> Problem requirements: Identify all lines in the data containing the string "JSON". Copy them out.
● ● ● ● ●
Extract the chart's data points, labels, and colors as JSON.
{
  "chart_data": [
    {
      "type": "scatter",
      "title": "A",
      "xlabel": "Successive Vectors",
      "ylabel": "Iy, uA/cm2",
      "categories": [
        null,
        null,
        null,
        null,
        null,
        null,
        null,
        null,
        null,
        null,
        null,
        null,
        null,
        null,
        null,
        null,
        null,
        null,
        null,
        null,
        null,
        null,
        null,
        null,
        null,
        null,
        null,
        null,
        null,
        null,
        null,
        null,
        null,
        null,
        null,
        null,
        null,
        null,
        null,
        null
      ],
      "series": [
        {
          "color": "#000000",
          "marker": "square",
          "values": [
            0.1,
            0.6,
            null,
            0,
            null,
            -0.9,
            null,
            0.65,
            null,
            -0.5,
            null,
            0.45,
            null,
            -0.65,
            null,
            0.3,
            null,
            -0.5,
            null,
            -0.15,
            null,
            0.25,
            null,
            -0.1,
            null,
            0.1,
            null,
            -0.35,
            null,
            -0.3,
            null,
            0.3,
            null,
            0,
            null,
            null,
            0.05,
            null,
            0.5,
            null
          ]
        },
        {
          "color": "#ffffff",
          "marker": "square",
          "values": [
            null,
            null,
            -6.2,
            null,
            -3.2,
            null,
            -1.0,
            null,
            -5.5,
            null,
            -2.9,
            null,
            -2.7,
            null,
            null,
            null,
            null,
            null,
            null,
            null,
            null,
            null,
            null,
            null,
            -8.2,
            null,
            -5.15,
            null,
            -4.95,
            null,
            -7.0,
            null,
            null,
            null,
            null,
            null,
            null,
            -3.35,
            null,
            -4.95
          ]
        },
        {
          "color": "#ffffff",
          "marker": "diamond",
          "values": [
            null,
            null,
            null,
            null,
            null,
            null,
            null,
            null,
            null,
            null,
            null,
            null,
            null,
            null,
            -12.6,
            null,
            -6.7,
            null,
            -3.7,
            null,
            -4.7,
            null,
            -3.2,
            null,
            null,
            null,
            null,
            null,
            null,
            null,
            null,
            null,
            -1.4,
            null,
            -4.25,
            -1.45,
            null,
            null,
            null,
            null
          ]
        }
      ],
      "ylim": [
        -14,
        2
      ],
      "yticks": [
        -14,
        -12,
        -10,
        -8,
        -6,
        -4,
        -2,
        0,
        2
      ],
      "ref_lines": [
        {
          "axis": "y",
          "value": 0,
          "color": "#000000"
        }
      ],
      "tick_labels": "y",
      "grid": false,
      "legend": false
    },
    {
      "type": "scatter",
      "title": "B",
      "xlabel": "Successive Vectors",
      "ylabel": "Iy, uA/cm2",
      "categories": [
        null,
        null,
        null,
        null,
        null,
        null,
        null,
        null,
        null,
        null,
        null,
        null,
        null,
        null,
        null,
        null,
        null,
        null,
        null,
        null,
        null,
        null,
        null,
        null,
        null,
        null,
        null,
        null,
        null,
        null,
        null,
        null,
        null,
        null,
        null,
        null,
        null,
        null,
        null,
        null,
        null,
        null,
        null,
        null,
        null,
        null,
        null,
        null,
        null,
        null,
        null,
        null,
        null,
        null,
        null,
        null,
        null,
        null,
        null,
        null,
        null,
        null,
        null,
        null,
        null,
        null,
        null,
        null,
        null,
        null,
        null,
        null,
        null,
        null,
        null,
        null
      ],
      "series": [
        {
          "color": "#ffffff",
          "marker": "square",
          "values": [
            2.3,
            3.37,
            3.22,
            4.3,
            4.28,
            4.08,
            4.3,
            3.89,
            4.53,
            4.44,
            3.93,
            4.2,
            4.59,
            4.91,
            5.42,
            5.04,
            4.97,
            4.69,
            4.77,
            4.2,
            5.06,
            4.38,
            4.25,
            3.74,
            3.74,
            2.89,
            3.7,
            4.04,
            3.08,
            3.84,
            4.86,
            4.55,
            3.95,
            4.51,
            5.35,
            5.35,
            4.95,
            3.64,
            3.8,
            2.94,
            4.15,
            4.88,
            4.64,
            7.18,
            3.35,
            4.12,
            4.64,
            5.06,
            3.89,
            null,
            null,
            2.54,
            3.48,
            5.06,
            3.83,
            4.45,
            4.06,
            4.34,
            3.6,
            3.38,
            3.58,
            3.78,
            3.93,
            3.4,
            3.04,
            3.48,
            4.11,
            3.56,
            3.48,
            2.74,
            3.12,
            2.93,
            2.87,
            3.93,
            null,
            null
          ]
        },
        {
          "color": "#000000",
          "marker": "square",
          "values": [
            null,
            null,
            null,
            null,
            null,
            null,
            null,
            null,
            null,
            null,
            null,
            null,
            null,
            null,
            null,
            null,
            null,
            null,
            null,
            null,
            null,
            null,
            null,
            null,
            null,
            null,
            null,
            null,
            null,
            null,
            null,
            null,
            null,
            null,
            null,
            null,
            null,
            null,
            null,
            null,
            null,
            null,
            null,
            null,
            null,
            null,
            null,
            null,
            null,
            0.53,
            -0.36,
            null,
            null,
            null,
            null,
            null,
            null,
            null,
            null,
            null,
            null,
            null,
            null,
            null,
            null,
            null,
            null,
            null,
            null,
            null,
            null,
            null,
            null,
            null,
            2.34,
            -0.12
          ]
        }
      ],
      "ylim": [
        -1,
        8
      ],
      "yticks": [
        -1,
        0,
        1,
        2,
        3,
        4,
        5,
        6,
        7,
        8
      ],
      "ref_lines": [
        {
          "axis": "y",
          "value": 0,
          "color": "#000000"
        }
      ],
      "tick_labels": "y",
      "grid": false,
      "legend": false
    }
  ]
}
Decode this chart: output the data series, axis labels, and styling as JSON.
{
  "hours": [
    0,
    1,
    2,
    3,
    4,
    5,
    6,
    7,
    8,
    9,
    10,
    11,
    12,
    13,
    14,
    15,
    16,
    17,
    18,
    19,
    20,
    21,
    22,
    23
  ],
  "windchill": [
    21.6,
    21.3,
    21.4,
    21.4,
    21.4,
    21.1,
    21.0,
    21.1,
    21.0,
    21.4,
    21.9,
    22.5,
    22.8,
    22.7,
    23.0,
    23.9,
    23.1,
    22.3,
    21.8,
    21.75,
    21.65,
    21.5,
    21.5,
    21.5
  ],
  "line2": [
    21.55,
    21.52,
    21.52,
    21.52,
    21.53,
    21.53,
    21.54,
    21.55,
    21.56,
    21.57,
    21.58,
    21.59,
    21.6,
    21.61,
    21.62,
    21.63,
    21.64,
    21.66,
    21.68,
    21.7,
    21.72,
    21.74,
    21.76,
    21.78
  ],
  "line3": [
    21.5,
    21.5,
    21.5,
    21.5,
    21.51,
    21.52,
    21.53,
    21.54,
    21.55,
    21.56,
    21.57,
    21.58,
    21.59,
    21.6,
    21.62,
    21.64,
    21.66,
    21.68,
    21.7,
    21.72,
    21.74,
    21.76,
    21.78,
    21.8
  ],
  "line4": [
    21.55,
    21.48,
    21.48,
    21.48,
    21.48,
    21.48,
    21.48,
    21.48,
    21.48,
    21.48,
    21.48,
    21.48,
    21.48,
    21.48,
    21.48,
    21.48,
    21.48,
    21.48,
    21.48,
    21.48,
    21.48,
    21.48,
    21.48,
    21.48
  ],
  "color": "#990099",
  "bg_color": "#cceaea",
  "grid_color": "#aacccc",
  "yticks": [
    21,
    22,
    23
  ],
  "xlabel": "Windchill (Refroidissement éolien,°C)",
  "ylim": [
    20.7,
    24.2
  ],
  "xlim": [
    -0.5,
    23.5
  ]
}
● ● ● ● ●
> Completed exercise:
Extract the chart's data points, labels, and colors as JSON.
Decode this chart: output the data series, axis labels, and styling as JSON.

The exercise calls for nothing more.